Problem: Select from the records below every line that has the word "качественные" in it.

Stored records

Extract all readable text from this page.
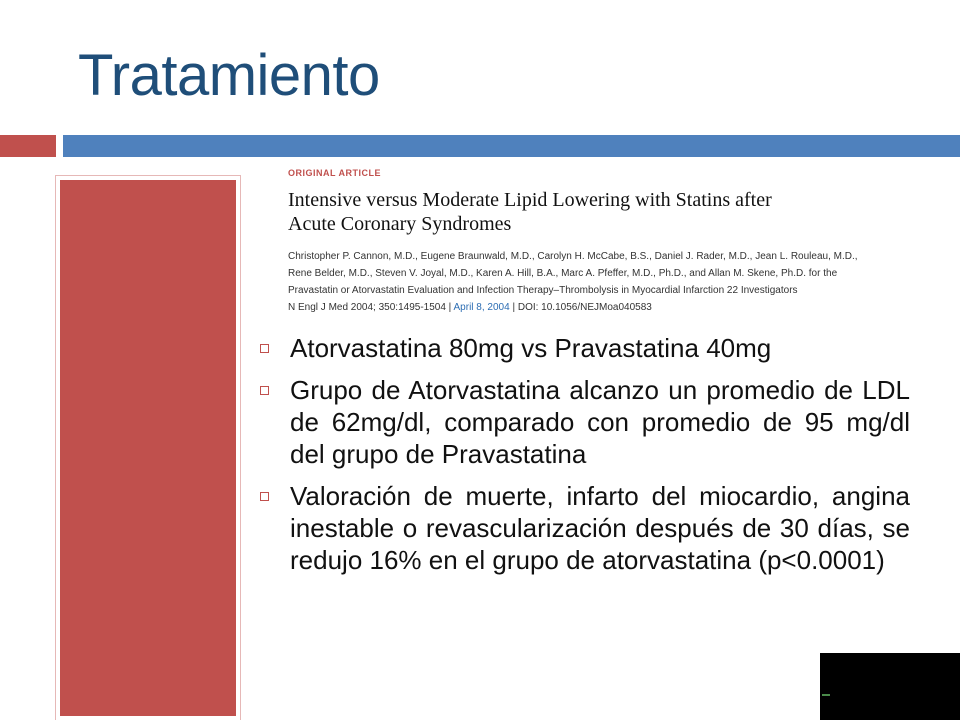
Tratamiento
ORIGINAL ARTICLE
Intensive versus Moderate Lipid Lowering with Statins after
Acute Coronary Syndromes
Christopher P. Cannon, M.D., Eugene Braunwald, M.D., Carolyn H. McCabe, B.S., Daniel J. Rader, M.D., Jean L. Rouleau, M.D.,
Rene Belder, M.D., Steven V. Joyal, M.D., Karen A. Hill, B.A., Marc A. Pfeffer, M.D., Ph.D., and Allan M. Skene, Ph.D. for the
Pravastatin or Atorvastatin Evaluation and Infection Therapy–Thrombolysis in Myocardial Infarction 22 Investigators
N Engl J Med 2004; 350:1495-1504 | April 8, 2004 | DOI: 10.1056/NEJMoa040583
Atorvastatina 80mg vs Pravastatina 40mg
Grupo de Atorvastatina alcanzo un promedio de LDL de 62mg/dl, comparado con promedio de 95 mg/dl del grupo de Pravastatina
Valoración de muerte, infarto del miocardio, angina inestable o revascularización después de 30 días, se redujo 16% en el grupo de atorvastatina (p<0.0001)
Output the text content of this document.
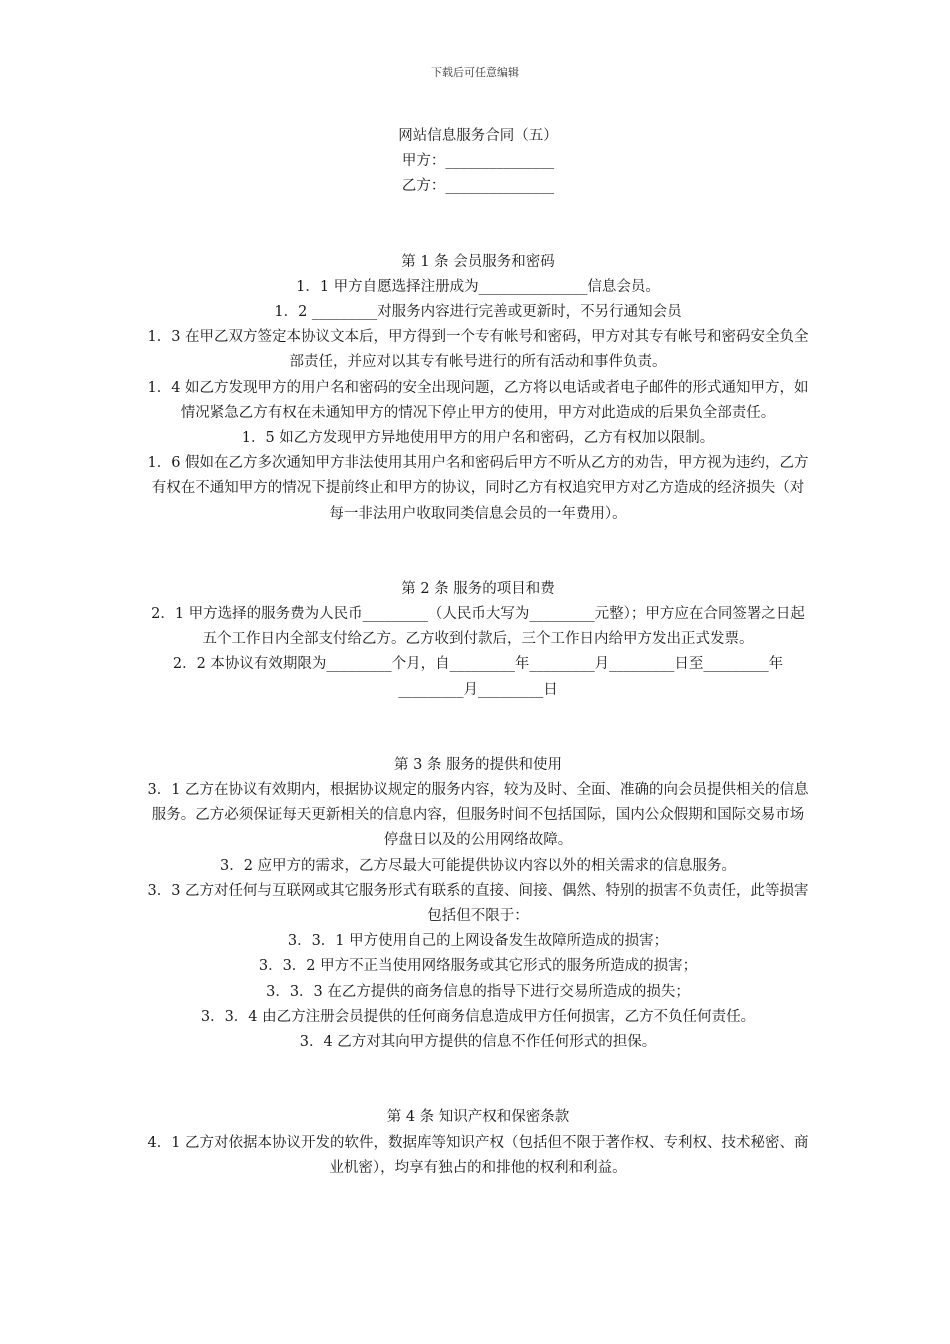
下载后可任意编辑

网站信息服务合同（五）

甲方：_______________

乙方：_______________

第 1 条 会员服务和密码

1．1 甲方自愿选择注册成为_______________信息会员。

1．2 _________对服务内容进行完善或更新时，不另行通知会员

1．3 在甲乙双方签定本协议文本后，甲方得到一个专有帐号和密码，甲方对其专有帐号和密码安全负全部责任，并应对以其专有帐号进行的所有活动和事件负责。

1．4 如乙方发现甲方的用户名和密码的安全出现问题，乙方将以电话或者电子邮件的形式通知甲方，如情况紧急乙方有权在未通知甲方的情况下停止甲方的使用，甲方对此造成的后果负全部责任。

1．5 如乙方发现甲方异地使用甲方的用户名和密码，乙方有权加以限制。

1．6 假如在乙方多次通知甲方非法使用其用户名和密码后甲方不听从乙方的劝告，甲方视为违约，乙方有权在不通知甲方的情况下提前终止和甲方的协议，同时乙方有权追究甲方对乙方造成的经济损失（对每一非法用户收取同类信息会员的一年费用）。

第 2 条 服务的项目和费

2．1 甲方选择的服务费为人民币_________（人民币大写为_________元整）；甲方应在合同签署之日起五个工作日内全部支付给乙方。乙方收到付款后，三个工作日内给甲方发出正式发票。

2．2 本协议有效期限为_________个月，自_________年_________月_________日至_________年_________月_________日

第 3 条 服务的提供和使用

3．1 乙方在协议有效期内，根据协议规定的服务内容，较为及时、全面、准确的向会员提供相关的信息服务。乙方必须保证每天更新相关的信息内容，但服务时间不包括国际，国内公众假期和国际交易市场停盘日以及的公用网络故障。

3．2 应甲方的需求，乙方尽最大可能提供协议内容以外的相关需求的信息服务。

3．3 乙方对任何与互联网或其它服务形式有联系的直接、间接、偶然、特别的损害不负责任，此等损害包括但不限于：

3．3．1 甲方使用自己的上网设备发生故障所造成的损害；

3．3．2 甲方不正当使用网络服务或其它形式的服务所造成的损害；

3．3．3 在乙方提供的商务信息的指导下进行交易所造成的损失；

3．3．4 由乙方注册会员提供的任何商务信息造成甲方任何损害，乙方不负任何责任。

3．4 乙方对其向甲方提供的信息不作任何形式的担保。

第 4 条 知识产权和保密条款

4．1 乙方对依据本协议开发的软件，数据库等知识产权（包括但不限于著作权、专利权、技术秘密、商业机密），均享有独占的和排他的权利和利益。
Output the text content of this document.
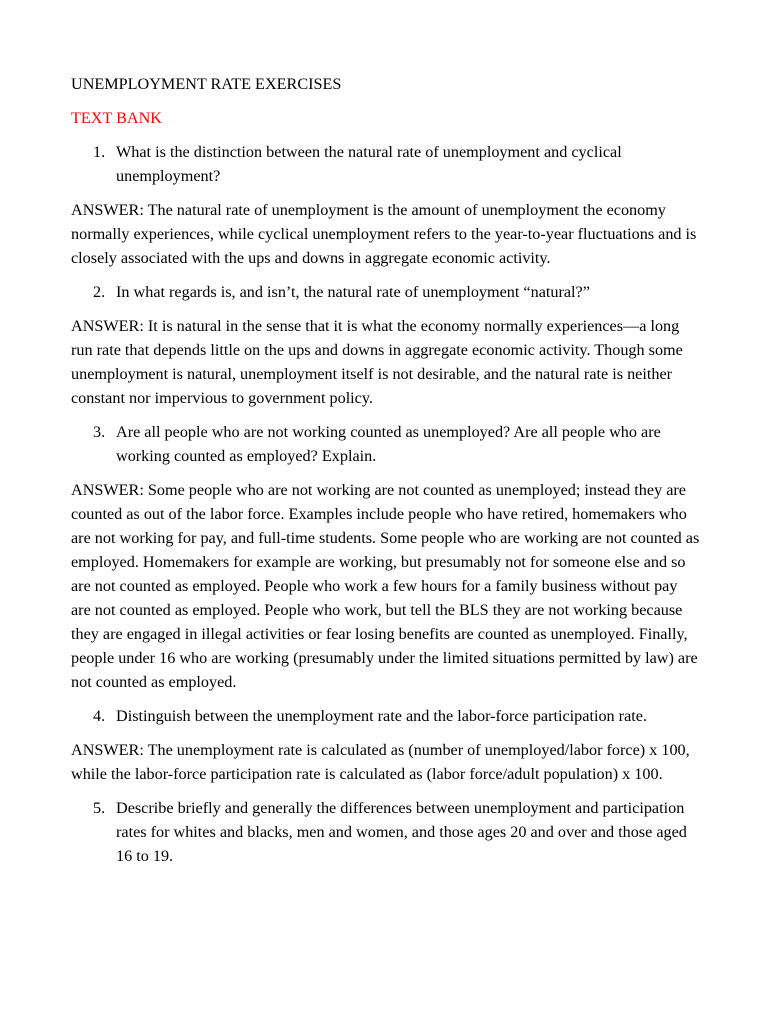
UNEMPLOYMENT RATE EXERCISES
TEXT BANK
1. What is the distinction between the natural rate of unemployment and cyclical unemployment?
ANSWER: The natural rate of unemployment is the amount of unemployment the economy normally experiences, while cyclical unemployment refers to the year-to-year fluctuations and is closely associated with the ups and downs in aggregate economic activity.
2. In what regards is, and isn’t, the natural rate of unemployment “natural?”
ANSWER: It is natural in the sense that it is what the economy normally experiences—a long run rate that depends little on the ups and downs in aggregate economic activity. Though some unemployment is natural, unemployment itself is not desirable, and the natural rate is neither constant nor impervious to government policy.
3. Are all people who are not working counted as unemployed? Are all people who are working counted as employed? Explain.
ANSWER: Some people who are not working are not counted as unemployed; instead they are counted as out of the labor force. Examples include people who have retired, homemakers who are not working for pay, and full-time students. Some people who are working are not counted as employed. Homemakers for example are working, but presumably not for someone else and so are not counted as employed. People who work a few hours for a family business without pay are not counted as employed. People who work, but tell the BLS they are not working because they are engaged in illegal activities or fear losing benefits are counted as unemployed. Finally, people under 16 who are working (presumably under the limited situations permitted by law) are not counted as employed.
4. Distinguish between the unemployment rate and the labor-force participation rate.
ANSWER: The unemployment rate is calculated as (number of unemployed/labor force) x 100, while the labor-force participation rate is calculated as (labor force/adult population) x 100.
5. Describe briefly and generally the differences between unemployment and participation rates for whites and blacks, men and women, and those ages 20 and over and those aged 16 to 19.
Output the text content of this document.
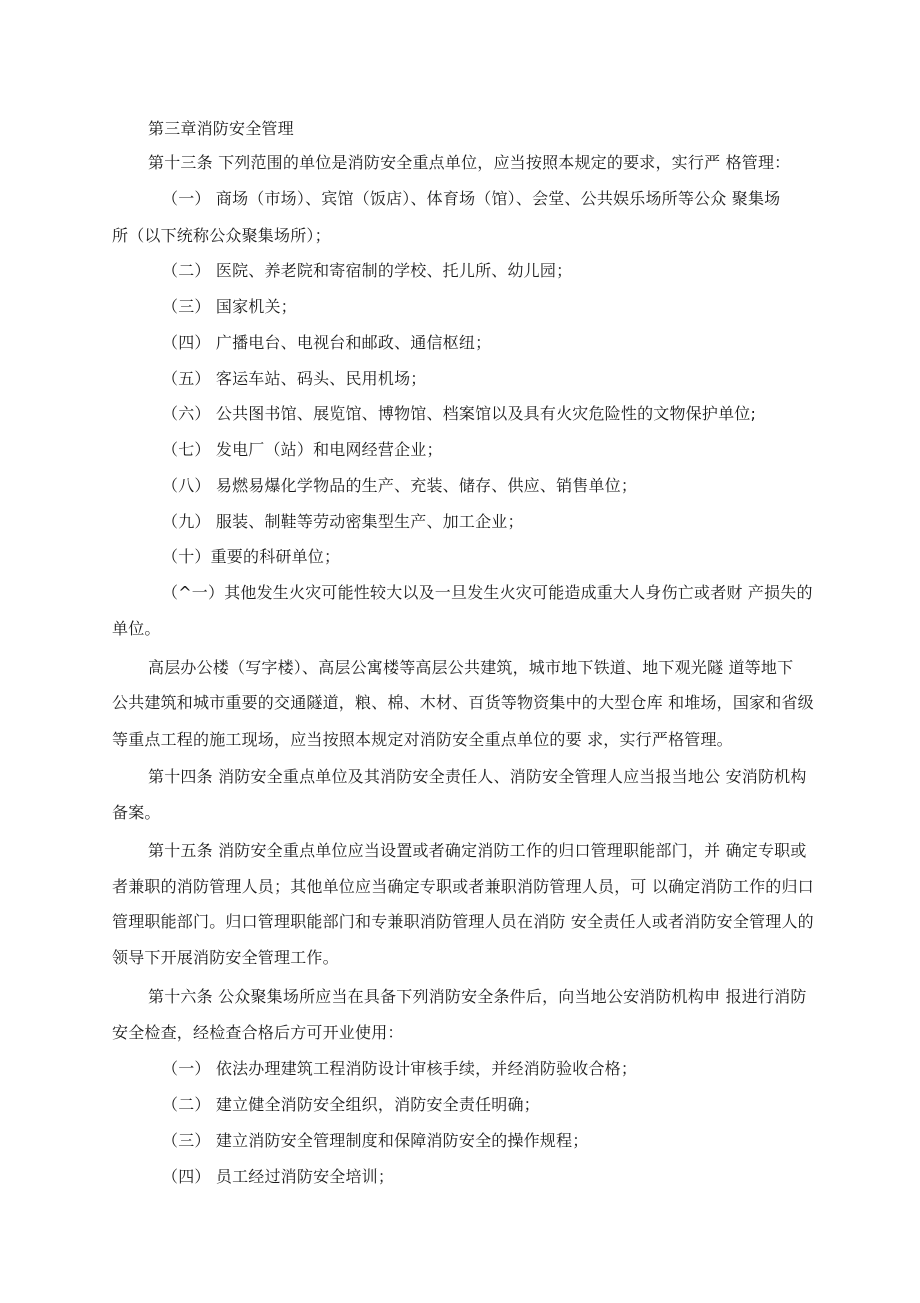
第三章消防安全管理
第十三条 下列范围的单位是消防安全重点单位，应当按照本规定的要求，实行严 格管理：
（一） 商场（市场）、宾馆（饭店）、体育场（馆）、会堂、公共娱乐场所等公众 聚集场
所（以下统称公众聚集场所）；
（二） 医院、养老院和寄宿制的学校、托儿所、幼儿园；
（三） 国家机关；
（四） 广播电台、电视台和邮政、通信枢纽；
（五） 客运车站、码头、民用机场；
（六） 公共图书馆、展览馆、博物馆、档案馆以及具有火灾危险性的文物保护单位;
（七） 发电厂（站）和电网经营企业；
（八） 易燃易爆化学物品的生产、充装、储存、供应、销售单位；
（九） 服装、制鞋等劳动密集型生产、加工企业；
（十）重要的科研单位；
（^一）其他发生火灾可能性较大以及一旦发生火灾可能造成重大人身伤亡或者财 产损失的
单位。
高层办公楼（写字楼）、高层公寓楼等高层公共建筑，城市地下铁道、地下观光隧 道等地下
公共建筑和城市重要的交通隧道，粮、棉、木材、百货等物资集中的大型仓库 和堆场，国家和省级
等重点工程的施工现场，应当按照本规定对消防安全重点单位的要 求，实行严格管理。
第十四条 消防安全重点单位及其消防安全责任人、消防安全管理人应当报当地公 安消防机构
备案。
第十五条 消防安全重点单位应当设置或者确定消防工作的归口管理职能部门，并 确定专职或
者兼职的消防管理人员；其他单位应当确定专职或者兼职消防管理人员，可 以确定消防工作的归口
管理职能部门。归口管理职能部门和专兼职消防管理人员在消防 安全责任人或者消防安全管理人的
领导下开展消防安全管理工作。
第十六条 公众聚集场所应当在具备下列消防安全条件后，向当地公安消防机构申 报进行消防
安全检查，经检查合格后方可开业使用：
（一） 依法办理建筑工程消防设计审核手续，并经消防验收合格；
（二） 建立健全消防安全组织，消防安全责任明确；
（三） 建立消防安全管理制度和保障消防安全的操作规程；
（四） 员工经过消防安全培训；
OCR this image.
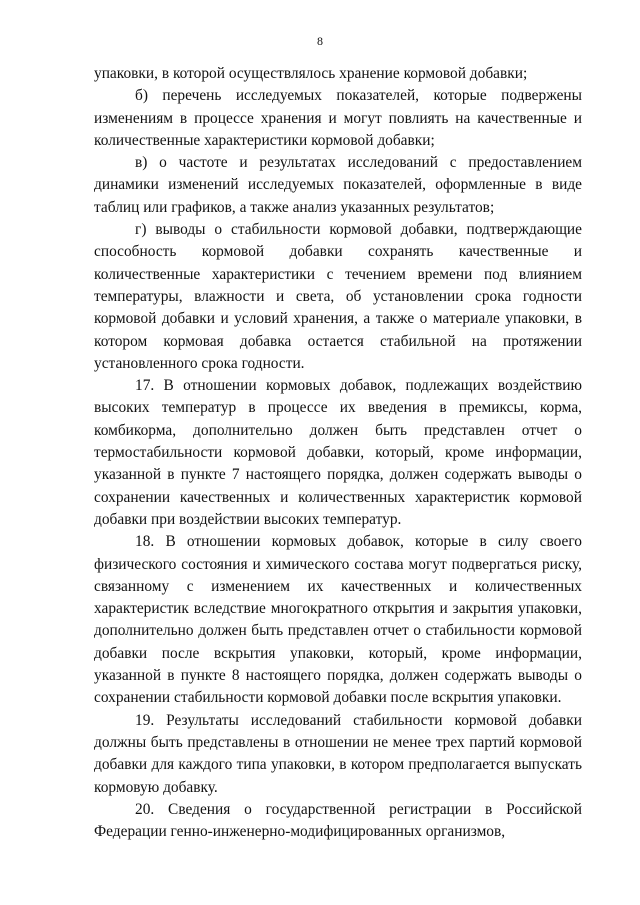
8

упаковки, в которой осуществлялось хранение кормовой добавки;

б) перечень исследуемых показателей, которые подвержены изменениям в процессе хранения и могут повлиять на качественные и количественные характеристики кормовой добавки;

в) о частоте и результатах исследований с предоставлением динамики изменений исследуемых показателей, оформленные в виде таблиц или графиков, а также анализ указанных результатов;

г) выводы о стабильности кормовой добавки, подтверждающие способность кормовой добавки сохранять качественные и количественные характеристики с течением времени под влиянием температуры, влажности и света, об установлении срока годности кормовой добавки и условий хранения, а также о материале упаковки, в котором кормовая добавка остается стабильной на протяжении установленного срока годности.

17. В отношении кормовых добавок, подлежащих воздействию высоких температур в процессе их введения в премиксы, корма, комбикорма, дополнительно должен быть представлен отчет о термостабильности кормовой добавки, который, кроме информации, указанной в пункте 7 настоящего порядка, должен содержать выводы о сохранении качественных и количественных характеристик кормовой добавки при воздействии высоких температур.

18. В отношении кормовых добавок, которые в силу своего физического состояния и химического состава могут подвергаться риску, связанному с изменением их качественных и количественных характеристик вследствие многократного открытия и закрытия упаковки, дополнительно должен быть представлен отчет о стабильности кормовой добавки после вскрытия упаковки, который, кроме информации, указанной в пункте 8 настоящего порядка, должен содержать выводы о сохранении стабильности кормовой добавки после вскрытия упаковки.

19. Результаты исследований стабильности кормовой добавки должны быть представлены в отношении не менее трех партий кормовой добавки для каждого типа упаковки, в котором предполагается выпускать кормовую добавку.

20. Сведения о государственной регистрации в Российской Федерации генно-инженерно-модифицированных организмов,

The answer:
б) перечень исследуемых показателей, которые подвержены изменениям в процессе хранения и могут повлиять на качественные и количественные характеристики кормовой добавки;
г) выводы о стабильности кормовой добавки, подтверждающие способность кормовой добавки сохранять качественные и количественные характеристики с течением времени под влиянием температуры, влажности и света, об установлении срока годности кормовой добавки и условий хранения, а также о материале упаковки, в котором кормовая добавка остается стабильной на протяжении установленного срока годности.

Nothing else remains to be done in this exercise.